■ What to do: Copy, in full, each line of the material that holds the word "image".

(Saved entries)
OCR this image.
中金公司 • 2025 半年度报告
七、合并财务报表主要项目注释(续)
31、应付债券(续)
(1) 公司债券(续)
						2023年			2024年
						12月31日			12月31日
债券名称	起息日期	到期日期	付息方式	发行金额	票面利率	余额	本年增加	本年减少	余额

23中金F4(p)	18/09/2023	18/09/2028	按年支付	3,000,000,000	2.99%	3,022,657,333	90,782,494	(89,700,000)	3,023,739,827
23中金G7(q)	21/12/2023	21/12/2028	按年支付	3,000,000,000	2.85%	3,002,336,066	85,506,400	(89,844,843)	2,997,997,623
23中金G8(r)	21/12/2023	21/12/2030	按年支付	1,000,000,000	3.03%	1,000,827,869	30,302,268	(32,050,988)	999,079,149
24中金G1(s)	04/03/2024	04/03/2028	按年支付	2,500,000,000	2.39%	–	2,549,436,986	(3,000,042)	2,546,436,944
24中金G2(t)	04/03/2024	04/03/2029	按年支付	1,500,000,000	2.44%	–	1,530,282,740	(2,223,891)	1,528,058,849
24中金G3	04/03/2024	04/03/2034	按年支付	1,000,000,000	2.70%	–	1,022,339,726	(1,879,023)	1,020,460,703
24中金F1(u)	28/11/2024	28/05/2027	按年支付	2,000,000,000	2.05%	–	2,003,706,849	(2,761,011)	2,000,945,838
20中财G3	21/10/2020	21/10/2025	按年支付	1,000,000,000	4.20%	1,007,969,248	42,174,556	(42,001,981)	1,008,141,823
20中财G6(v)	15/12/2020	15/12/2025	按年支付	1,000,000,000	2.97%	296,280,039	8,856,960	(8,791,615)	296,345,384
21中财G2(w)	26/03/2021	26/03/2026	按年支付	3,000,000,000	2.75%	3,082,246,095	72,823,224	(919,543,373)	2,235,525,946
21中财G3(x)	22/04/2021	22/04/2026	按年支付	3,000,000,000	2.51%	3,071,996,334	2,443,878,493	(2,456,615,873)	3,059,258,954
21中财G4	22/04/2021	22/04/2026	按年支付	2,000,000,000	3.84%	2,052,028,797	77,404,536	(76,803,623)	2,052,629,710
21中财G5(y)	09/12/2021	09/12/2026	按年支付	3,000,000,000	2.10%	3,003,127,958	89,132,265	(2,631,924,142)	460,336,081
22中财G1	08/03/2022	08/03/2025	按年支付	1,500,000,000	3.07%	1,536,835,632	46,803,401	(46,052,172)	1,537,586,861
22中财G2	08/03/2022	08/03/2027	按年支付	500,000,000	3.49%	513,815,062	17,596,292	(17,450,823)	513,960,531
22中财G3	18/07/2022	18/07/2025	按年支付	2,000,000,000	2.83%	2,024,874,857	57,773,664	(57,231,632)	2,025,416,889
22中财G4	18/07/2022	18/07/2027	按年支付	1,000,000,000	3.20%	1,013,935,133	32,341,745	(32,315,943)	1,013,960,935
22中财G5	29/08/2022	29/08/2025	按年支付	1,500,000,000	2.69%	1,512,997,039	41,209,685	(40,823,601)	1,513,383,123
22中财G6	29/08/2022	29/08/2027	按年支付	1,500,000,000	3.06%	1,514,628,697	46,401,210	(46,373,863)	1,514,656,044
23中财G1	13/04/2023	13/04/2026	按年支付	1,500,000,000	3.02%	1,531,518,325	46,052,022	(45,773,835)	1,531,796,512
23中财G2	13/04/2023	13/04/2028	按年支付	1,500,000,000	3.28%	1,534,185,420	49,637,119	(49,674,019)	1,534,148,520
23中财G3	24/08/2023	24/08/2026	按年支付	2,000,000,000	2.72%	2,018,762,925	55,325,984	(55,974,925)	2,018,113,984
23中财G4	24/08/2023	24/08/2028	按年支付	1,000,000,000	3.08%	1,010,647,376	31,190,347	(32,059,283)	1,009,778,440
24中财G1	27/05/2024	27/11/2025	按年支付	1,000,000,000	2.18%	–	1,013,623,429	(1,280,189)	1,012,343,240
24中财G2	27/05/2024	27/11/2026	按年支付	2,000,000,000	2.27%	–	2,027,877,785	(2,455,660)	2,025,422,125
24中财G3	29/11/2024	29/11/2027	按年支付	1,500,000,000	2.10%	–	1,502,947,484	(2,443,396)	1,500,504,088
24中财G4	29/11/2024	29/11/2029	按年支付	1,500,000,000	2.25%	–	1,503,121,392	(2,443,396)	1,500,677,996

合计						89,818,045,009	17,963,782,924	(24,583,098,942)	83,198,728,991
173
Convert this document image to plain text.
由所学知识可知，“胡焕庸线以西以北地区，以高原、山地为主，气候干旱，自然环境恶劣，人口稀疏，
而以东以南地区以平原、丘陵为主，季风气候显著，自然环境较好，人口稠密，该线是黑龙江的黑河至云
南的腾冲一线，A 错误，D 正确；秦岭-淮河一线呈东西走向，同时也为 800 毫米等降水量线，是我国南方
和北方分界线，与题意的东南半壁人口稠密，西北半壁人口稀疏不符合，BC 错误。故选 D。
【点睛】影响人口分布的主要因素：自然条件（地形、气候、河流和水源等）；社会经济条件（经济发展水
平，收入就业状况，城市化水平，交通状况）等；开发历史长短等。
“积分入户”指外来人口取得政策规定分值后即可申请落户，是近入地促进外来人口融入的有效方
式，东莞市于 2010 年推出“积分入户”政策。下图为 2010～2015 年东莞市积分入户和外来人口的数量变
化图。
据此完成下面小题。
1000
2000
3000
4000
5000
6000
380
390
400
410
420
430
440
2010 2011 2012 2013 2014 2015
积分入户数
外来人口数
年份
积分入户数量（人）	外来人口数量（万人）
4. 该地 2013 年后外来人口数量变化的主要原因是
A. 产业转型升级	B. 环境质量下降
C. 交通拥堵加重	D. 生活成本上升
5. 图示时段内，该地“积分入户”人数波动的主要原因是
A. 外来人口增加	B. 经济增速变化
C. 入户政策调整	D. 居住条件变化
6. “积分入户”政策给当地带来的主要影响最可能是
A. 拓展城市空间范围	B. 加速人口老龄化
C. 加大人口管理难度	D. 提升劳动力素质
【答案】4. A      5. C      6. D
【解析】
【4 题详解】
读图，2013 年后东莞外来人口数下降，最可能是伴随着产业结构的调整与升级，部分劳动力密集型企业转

■ Correct answer:
OCR this image.
Convert this document image to plain text.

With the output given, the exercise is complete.